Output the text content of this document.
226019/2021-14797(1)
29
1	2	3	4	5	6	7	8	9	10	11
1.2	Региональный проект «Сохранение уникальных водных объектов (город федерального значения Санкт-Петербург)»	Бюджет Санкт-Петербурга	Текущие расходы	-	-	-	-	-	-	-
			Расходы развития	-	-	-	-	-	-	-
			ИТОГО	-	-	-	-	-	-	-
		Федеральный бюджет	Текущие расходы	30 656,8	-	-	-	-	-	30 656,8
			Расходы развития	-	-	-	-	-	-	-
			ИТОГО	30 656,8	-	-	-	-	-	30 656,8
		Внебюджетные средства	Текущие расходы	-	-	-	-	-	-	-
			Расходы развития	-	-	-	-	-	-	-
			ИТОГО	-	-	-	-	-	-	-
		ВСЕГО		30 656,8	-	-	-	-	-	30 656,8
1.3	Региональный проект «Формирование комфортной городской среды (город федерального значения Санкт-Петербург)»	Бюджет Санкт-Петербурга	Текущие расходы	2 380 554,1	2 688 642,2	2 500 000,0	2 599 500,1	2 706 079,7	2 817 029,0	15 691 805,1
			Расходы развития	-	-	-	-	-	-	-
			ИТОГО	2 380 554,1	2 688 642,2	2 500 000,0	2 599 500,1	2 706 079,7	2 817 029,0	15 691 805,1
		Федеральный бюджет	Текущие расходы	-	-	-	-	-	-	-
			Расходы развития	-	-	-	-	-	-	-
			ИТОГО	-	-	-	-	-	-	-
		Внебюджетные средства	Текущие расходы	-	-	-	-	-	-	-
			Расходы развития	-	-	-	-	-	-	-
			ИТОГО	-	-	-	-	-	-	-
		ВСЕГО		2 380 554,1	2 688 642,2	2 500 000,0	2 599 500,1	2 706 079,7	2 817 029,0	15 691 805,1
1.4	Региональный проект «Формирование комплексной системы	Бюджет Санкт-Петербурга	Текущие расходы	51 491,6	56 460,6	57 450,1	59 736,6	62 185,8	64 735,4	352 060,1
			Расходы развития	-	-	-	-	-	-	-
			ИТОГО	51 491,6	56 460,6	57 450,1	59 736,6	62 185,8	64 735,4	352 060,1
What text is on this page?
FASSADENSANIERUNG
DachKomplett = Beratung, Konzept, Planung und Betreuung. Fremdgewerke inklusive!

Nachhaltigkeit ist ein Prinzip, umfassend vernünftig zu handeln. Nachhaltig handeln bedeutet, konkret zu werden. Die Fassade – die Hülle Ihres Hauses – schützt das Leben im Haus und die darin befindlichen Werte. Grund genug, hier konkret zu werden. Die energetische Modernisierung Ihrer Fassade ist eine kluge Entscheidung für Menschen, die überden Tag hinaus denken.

━━━━━━━━━━━━━━━━━━━━

■ Work to be completed
Your task is to retype all the records above with nothing left out.

■ Exercise answer
Output the text content of this document.
226019/2021-14797(1)
29
1	2	3	4	5	6	7	8	9	10	11
1.2	Региональный проект «Сохранение уникальных водных объектов (город федерального значения Санкт-Петербург)»	Бюджет Санкт-Петербурга	Текущие расходы	-	-	-	-	-	-	-
			Расходы развития	-	-	-	-	-	-	-
			ИТОГО	-	-	-	-	-	-	-
		Федеральный бюджет	Текущие расходы	30 656,8	-	-	-	-	-	30 656,8
			Расходы развития	-	-	-	-	-	-	-
			ИТОГО	30 656,8	-	-	-	-	-	30 656,8
		Внебюджетные средства	Текущие расходы	-	-	-	-	-	-	-
			Расходы развития	-	-	-	-	-	-	-
			ИТОГО	-	-	-	-	-	-	-
		ВСЕГО		30 656,8	-	-	-	-	-	30 656,8
1.3	Региональный проект «Формирование комфортной городской среды (город федерального значения Санкт-Петербург)»	Бюджет Санкт-Петербурга	Текущие расходы	2 380 554,1	2 688 642,2	2 500 000,0	2 599 500,1	2 706 079,7	2 817 029,0	15 691 805,1
			Расходы развития	-	-	-	-	-	-	-
			ИТОГО	2 380 554,1	2 688 642,2	2 500 000,0	2 599 500,1	2 706 079,7	2 817 029,0	15 691 805,1
		Федеральный бюджет	Текущие расходы	-	-	-	-	-	-	-
			Расходы развития	-	-	-	-	-	-	-
			ИТОГО	-	-	-	-	-	-	-
		Внебюджетные средства	Текущие расходы	-	-	-	-	-	-	-
			Расходы развития	-	-	-	-	-	-	-
			ИТОГО	-	-	-	-	-	-	-
		ВСЕГО		2 380 554,1	2 688 642,2	2 500 000,0	2 599 500,1	2 706 079,7	2 817 029,0	15 691 805,1
1.4	Региональный проект «Формирование комплексной системы	Бюджет Санкт-Петербурга	Текущие расходы	51 491,6	56 460,6	57 450,1	59 736,6	62 185,8	64 735,4	352 060,1
			Расходы развития	-	-	-	-	-	-	-
			ИТОГО	51 491,6	56 460,6	57 450,1	59 736,6	62 185,8	64 735,4	352 060,1
What text is on this page?
FASSADENSANIERUNG
DachKomplett = Beratung, Konzept, Planung und Betreuung. Fremdgewerke inklusive!

Nachhaltigkeit ist ein Prinzip, umfassend vernünftig zu handeln. Nachhaltig handeln bedeutet, konkret zu werden. Die Fassade – die Hülle Ihres Hauses – schützt das Leben im Haus und die darin befindlichen Werte. Grund genug, hier konkret zu werden. Die energetische Modernisierung Ihrer Fassade ist eine kluge Entscheidung für Menschen, die überden Tag hinaus denken.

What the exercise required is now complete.